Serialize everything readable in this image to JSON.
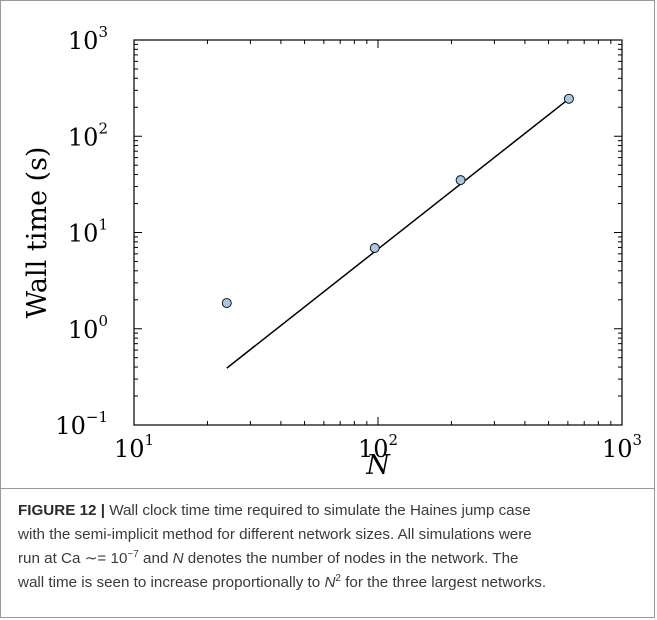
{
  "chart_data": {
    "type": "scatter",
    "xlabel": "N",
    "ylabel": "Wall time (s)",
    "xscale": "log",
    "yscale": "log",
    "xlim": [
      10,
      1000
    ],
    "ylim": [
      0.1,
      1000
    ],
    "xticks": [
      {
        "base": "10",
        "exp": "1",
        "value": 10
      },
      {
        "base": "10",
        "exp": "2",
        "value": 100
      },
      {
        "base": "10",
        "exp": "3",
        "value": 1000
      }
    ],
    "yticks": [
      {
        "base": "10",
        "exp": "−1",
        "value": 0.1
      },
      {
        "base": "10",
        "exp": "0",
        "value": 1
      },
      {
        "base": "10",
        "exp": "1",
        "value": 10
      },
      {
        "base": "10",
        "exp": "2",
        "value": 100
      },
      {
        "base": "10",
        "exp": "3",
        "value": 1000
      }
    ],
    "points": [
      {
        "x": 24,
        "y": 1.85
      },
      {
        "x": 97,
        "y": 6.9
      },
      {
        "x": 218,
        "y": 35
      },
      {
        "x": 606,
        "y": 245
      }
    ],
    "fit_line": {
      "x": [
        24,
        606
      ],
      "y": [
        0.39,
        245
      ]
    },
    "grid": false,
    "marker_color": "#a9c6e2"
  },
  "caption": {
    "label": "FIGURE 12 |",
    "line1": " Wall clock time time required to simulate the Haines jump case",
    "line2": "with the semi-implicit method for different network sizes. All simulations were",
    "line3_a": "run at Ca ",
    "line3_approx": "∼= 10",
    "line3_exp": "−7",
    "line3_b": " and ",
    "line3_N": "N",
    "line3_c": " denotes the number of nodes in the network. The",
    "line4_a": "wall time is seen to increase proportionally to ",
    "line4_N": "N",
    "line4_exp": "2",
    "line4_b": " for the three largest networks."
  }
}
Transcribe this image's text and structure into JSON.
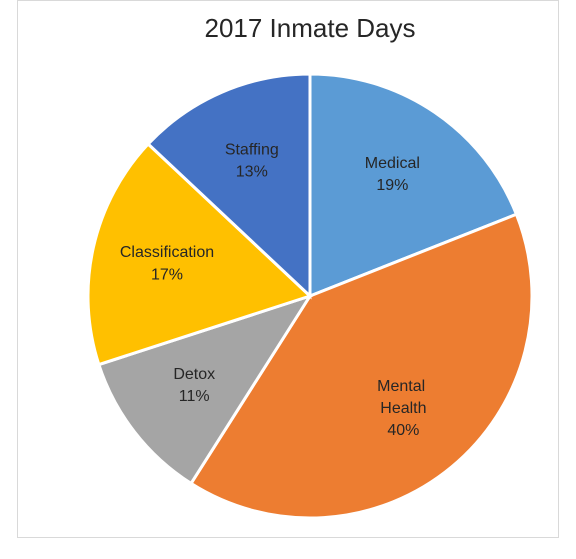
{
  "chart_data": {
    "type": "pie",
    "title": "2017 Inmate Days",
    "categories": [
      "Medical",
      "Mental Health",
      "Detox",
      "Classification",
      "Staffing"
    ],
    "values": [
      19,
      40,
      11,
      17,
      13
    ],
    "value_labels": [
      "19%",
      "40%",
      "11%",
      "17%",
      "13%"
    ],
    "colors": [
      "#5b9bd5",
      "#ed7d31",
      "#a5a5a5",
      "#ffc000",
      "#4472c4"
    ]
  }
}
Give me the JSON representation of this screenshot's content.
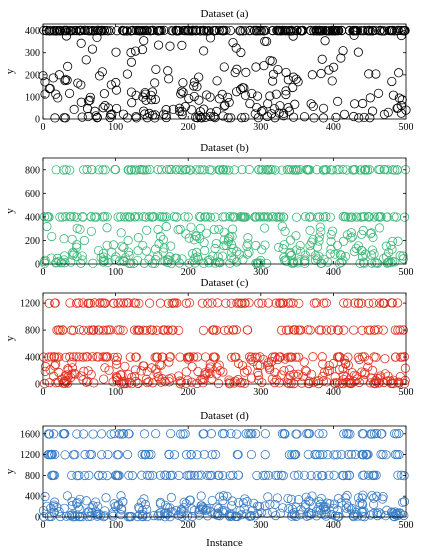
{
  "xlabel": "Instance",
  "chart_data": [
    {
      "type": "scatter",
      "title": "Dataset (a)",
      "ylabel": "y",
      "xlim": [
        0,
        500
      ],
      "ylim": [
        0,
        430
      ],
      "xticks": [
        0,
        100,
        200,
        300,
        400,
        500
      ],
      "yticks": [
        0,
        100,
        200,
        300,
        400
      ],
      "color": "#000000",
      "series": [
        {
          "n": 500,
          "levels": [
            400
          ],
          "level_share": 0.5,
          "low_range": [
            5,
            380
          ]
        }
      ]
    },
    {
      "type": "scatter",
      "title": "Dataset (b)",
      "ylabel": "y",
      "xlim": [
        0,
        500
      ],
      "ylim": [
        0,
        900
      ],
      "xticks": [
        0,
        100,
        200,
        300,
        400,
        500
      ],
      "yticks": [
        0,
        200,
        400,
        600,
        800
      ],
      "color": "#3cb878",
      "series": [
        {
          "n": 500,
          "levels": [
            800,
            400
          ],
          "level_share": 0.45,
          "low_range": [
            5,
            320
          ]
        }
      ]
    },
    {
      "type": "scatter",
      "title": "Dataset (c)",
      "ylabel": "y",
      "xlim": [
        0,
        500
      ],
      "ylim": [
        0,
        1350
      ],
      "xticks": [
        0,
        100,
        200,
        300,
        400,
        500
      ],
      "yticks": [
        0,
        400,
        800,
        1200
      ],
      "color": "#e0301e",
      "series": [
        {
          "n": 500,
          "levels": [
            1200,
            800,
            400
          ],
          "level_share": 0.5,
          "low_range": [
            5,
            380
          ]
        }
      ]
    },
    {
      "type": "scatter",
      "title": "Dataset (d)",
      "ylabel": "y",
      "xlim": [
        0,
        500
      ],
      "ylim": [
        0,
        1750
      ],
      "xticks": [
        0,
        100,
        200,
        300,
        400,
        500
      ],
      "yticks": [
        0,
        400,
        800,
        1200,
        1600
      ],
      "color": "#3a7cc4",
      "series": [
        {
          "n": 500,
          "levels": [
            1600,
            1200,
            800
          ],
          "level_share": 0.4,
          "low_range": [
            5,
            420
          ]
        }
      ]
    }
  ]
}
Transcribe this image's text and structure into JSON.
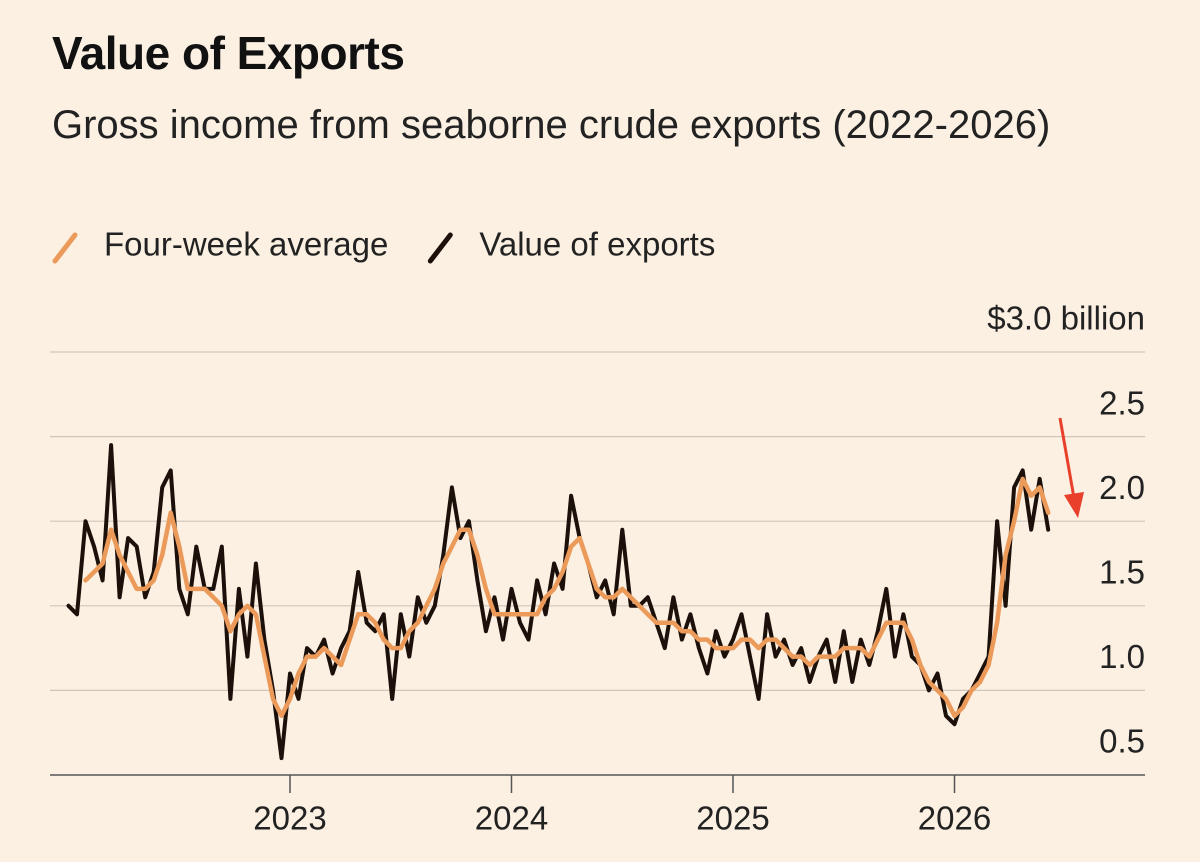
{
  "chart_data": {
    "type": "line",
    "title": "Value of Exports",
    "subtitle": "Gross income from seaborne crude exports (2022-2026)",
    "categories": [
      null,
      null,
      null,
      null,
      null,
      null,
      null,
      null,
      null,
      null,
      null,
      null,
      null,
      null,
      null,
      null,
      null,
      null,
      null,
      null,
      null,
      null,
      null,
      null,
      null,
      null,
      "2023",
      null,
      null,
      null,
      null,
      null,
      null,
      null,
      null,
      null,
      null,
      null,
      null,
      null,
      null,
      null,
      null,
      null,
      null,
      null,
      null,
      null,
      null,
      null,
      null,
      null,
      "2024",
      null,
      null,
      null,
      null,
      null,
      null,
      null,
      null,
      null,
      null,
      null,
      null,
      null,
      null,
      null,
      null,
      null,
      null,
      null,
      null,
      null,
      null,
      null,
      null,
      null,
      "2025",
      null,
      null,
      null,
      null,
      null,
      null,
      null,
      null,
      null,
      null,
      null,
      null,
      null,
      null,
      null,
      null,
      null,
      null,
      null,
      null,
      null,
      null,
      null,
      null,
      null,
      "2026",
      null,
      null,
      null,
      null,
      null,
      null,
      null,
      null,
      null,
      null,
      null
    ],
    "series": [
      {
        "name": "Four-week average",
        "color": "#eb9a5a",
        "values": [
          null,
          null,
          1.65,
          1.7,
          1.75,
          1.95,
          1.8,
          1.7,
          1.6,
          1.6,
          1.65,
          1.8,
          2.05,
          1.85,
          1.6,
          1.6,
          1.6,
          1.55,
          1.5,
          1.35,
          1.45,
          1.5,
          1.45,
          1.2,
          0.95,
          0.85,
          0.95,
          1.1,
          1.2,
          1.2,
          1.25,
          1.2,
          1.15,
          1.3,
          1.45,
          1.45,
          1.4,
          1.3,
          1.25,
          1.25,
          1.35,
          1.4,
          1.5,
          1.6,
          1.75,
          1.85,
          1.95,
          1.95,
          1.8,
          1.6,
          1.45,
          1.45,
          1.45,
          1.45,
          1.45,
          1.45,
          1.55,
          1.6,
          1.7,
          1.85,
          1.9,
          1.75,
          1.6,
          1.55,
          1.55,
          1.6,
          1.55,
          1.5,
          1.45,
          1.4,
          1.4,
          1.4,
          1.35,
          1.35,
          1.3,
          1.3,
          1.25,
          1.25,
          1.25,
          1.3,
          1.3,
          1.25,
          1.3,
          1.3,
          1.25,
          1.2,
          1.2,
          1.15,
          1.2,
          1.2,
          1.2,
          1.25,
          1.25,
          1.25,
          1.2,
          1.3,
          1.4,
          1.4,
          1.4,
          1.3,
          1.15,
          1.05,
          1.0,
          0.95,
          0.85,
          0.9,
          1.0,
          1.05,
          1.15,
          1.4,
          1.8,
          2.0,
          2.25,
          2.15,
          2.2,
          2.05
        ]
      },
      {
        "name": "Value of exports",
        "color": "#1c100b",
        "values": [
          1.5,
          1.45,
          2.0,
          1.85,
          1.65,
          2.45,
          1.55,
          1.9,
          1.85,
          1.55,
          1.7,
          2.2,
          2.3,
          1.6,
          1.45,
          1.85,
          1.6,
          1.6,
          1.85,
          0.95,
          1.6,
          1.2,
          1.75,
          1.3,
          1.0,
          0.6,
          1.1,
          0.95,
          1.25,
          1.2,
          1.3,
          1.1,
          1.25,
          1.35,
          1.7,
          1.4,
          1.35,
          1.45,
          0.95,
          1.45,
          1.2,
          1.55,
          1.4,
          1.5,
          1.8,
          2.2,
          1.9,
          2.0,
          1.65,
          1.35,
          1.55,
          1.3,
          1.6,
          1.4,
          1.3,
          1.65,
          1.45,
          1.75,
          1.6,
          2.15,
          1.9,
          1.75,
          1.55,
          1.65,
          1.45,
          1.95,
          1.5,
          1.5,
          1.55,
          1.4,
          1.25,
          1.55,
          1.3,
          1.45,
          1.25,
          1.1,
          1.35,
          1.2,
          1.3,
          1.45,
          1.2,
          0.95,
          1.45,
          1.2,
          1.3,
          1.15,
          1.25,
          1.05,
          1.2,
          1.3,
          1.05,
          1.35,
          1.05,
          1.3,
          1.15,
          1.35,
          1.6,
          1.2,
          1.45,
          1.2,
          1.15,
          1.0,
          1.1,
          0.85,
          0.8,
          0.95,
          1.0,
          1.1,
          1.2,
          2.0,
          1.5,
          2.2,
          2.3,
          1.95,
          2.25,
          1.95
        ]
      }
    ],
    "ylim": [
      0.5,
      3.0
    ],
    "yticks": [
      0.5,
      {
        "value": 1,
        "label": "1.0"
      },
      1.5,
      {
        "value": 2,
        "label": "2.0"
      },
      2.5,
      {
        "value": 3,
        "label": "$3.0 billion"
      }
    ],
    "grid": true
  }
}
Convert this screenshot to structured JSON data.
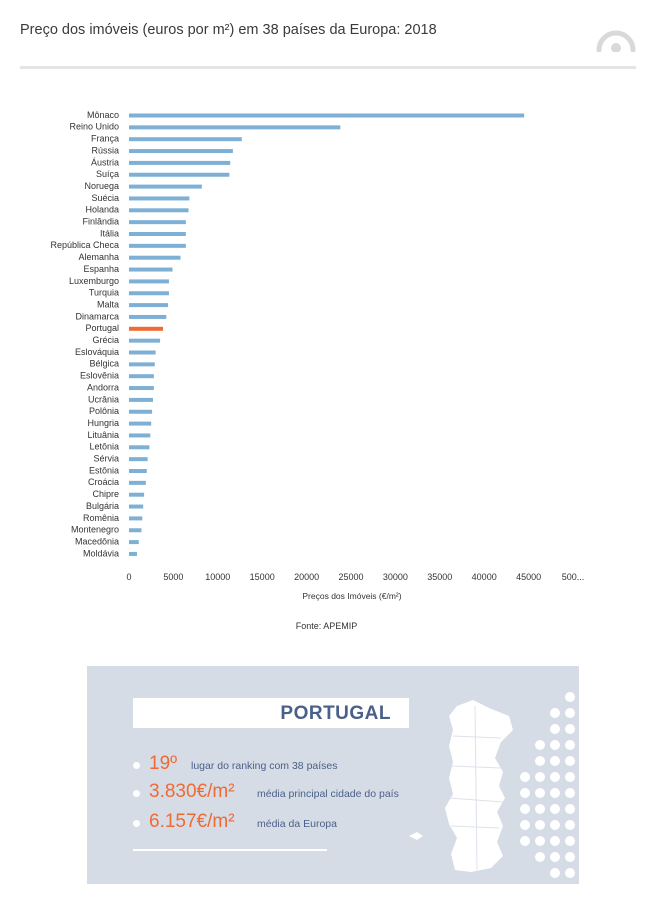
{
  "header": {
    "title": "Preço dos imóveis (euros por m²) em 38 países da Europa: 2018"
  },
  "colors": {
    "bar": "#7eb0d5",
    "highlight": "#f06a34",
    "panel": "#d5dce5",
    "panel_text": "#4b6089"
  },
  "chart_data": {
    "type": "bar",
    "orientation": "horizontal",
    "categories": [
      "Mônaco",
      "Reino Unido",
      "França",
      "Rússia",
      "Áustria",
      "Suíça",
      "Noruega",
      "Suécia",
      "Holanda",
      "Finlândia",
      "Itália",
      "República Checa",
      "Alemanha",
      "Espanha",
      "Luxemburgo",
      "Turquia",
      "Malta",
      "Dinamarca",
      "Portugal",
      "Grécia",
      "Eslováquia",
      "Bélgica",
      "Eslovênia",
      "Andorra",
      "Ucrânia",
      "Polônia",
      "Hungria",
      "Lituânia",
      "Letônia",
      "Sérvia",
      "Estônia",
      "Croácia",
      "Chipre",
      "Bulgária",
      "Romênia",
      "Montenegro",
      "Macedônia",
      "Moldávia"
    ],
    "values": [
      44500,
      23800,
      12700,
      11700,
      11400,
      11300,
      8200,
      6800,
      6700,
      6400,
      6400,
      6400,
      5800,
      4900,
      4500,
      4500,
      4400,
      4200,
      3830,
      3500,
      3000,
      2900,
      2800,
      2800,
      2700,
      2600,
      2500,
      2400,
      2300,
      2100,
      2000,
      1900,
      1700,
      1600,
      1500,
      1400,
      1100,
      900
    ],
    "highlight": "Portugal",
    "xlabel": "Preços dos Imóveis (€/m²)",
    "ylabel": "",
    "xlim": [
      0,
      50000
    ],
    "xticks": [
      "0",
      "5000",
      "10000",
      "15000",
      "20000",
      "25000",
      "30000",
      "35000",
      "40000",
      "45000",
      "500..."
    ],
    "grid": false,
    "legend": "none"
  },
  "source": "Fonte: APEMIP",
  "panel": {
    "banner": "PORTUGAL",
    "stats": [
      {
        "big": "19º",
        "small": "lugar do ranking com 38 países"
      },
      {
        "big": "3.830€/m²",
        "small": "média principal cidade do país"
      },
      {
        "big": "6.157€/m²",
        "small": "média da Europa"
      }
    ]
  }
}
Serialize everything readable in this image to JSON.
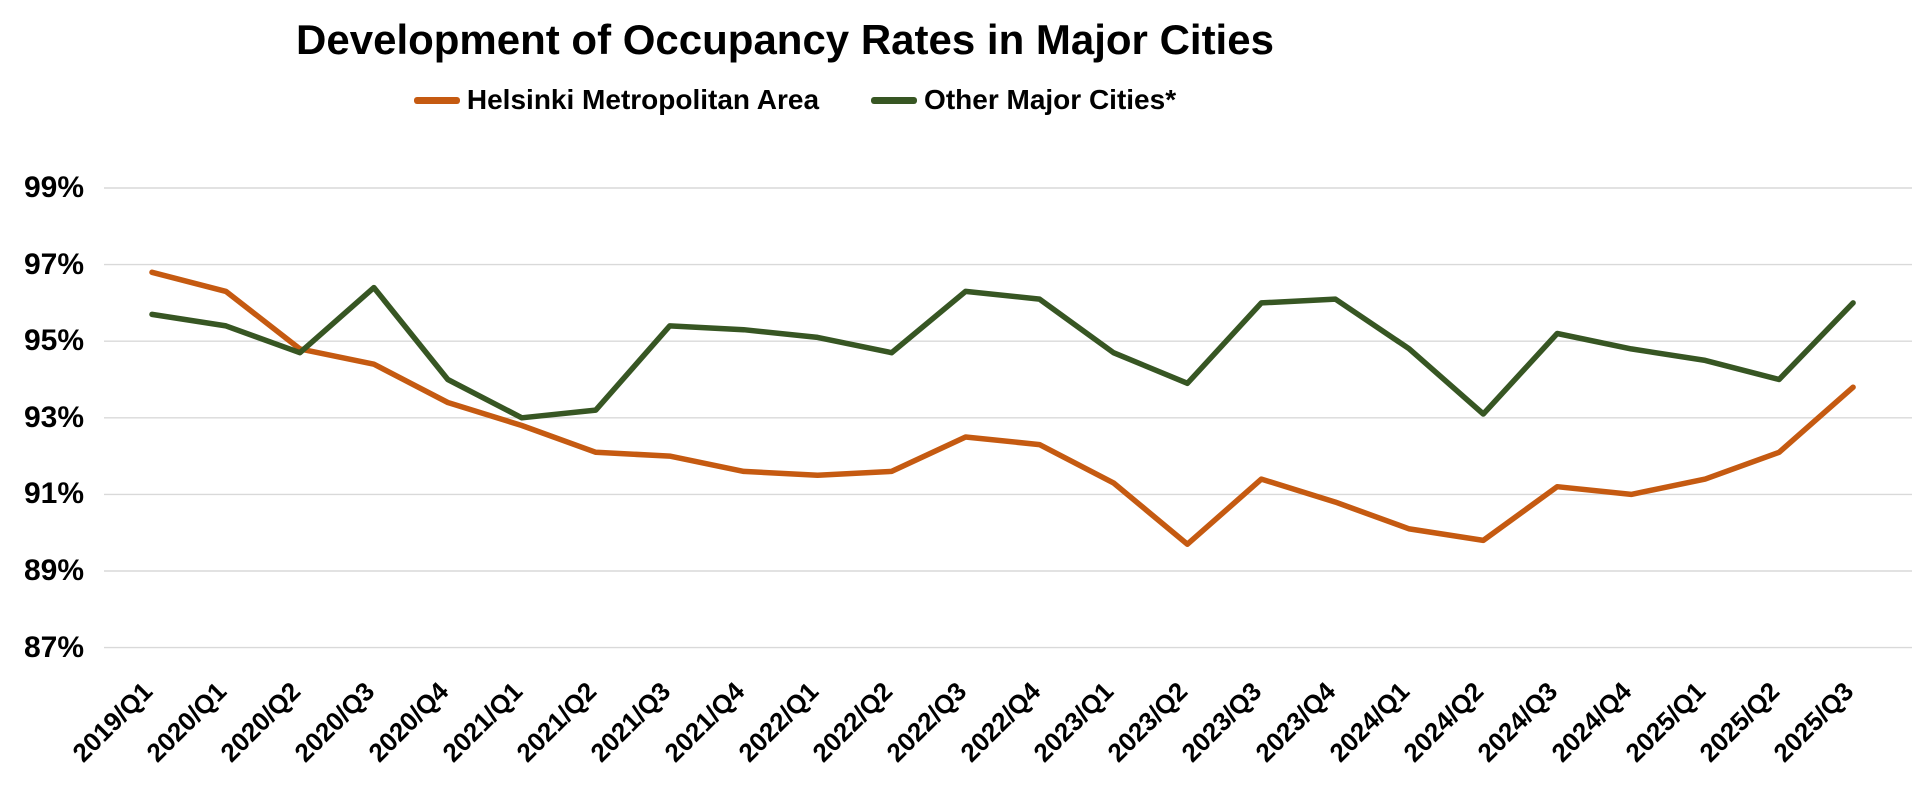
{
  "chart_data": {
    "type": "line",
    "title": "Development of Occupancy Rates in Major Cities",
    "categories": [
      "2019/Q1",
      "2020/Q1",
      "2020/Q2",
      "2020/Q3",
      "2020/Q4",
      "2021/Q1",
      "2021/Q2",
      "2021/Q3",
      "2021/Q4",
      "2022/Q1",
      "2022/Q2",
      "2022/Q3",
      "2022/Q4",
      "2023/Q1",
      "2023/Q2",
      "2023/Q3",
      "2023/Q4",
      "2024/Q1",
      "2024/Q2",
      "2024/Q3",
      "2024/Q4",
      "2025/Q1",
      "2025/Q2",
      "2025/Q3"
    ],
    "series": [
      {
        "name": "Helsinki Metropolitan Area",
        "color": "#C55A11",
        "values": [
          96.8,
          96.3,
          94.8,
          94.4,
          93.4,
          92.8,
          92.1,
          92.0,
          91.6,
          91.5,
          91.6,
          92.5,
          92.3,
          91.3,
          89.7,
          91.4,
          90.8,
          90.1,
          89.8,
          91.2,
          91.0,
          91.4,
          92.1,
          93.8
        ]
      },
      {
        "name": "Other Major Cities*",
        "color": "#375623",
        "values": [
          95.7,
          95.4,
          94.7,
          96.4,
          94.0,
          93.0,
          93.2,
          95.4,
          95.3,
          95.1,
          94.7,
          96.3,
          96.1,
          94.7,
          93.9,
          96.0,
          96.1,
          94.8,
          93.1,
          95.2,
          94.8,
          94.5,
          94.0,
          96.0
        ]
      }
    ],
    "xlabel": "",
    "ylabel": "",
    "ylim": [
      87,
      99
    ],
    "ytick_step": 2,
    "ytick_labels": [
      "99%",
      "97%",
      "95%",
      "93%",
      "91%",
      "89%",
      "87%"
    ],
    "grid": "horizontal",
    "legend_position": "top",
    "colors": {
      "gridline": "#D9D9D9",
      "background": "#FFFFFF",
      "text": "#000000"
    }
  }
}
****
» Job: How many lines in the listing contain "xlabel"? Answer with the number alone.

» Final result: 4